● Goal: Without the pictures, reproduce the records that follow exactly.

[Rows from a dataset]
────────────────────
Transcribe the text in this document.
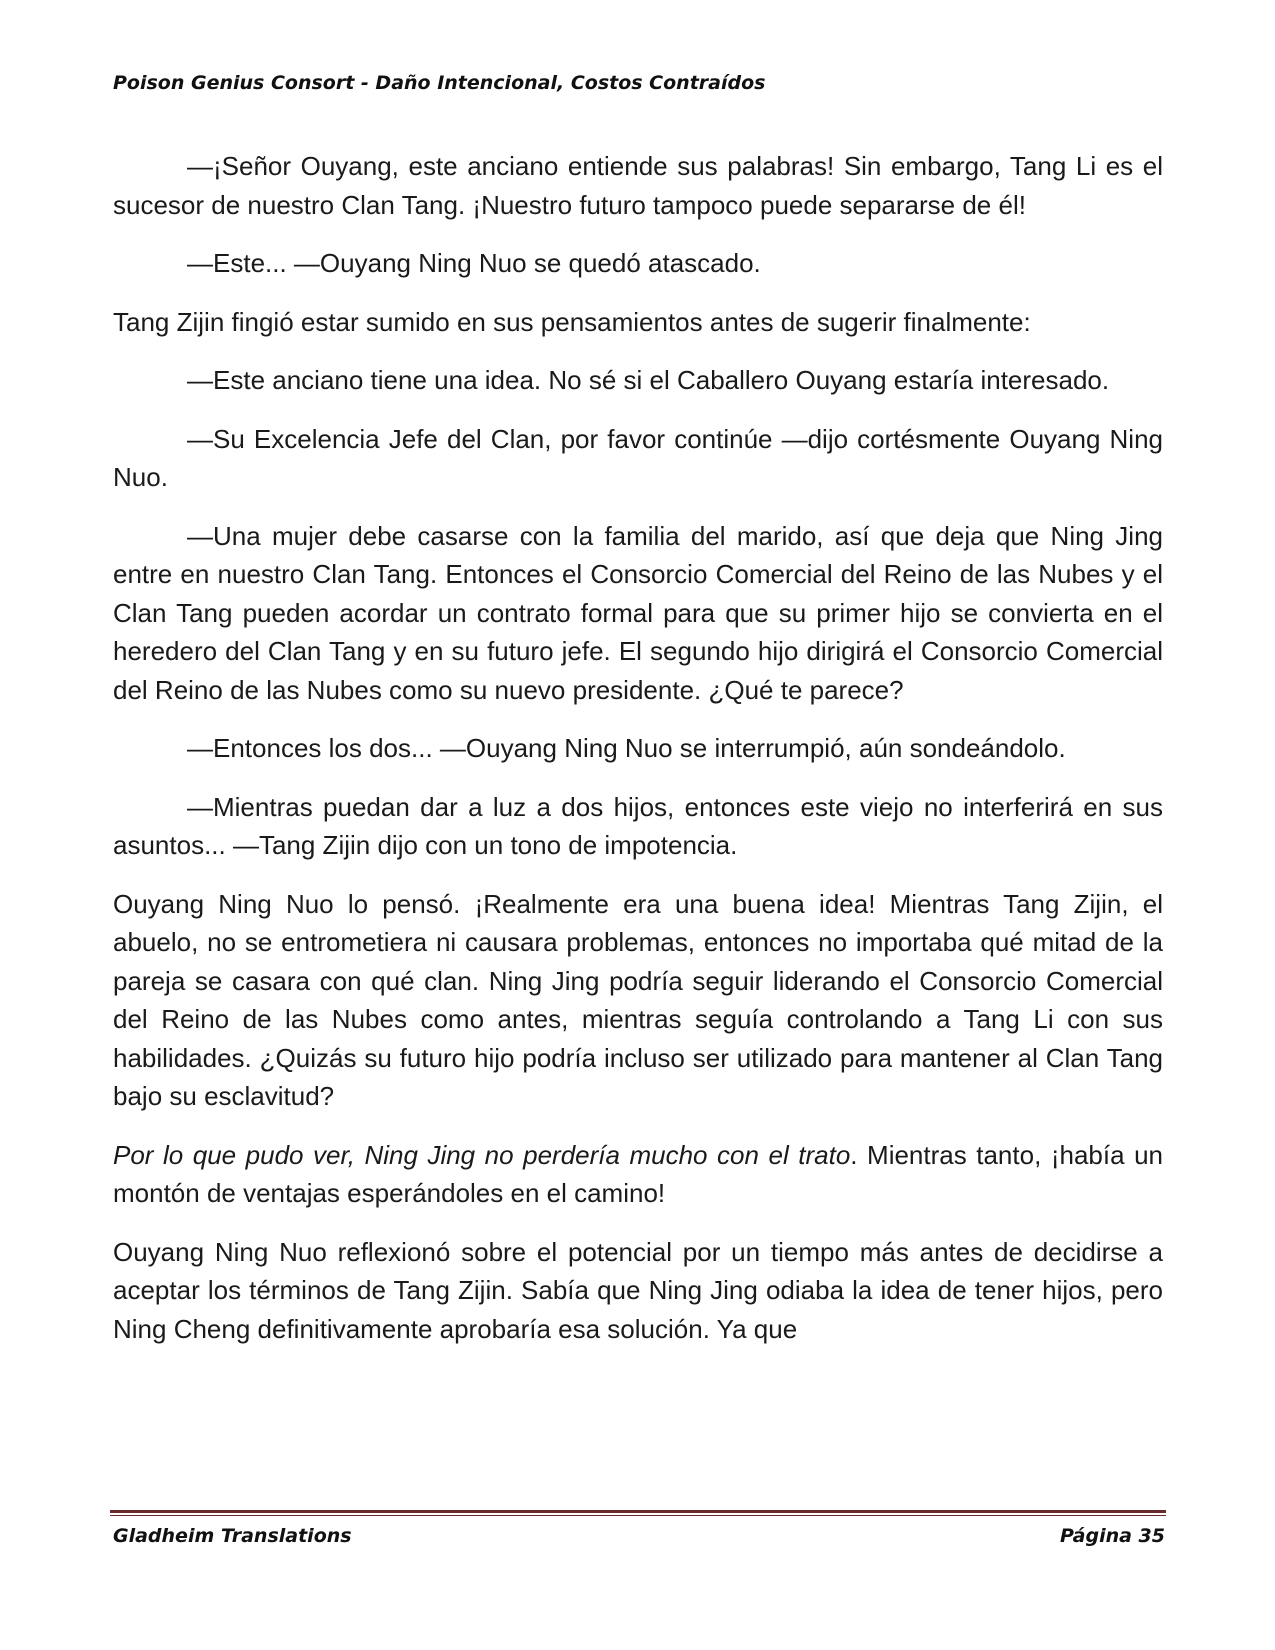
Poison Genius Consort - Daño Intencional, Costos Contraídos

—¡Señor Ouyang, este anciano entiende sus palabras! Sin embargo, Tang Li es el sucesor de nuestro Clan Tang. ¡Nuestro futuro tampoco puede separarse de él!

—Este... —Ouyang Ning Nuo se quedó atascado.

Tang Zijin fingió estar sumido en sus pensamientos antes de sugerir finalmente:

—Este anciano tiene una idea. No sé si el Caballero Ouyang estaría interesado.

—Su Excelencia Jefe del Clan, por favor continúe —dijo cortésmente Ouyang Ning Nuo.

—Una mujer debe casarse con la familia del marido, así que deja que Ning Jing entre en nuestro Clan Tang. Entonces el Consorcio Comercial del Reino de las Nubes y el Clan Tang pueden acordar un contrato formal para que su primer hijo se convierta en el heredero del Clan Tang y en su futuro jefe. El segundo hijo dirigirá el Consorcio Comercial del Reino de las Nubes como su nuevo presidente. ¿Qué te parece?

—Entonces los dos... —Ouyang Ning Nuo se interrumpió, aún sondeándolo.

—Mientras puedan dar a luz a dos hijos, entonces este viejo no interferirá en sus asuntos... —Tang Zijin dijo con un tono de impotencia.

Ouyang Ning Nuo lo pensó. ¡Realmente era una buena idea! Mientras Tang Zijin, el abuelo, no se entrometiera ni causara problemas, entonces no importaba qué mitad de la pareja se casara con qué clan. Ning Jing podría seguir liderando el Consorcio Comercial del Reino de las Nubes como antes, mientras seguía controlando a Tang Li con sus habilidades. ¿Quizás su futuro hijo podría incluso ser utilizado para mantener al Clan Tang bajo su esclavitud?

Por lo que pudo ver, Ning Jing no perdería mucho con el trato. Mientras tanto, ¡había un montón de ventajas esperándoles en el camino!

Ouyang Ning Nuo reflexionó sobre el potencial por un tiempo más antes de decidirse a aceptar los términos de Tang Zijin. Sabía que Ning Jing odiaba la idea de tener hijos, pero Ning Cheng definitivamente aprobaría esa solución. Ya que

Gladheim Translations	Página 35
────────────────────
● Solution to the exercise:
Transcribe the text in this document.
Poison Genius Consort - Daño Intencional, Costos Contraídos

—¡Señor Ouyang, este anciano entiende sus palabras! Sin embargo, Tang Li es el sucesor de nuestro Clan Tang. ¡Nuestro futuro tampoco puede separarse de él!

—Este... —Ouyang Ning Nuo se quedó atascado.

Tang Zijin fingió estar sumido en sus pensamientos antes de sugerir finalmente:

—Este anciano tiene una idea. No sé si el Caballero Ouyang estaría interesado.

—Su Excelencia Jefe del Clan, por favor continúe —dijo cortésmente Ouyang Ning Nuo.

—Una mujer debe casarse con la familia del marido, así que deja que Ning Jing entre en nuestro Clan Tang. Entonces el Consorcio Comercial del Reino de las Nubes y el Clan Tang pueden acordar un contrato formal para que su primer hijo se convierta en el heredero del Clan Tang y en su futuro jefe. El segundo hijo dirigirá el Consorcio Comercial del Reino de las Nubes como su nuevo presidente. ¿Qué te parece?

—Entonces los dos... —Ouyang Ning Nuo se interrumpió, aún sondeándolo.

—Mientras puedan dar a luz a dos hijos, entonces este viejo no interferirá en sus asuntos... —Tang Zijin dijo con un tono de impotencia.

Ouyang Ning Nuo lo pensó. ¡Realmente era una buena idea! Mientras Tang Zijin, el abuelo, no se entrometiera ni causara problemas, entonces no importaba qué mitad de la pareja se casara con qué clan. Ning Jing podría seguir liderando el Consorcio Comercial del Reino de las Nubes como antes, mientras seguía controlando a Tang Li con sus habilidades. ¿Quizás su futuro hijo podría incluso ser utilizado para mantener al Clan Tang bajo su esclavitud?

Por lo que pudo ver, Ning Jing no perdería mucho con el trato. Mientras tanto, ¡había un montón de ventajas esperándoles en el camino!

Ouyang Ning Nuo reflexionó sobre el potencial por un tiempo más antes de decidirse a aceptar los términos de Tang Zijin. Sabía que Ning Jing odiaba la idea de tener hijos, pero Ning Cheng definitivamente aprobaría esa solución. Ya que

Gladheim Translations	Página 35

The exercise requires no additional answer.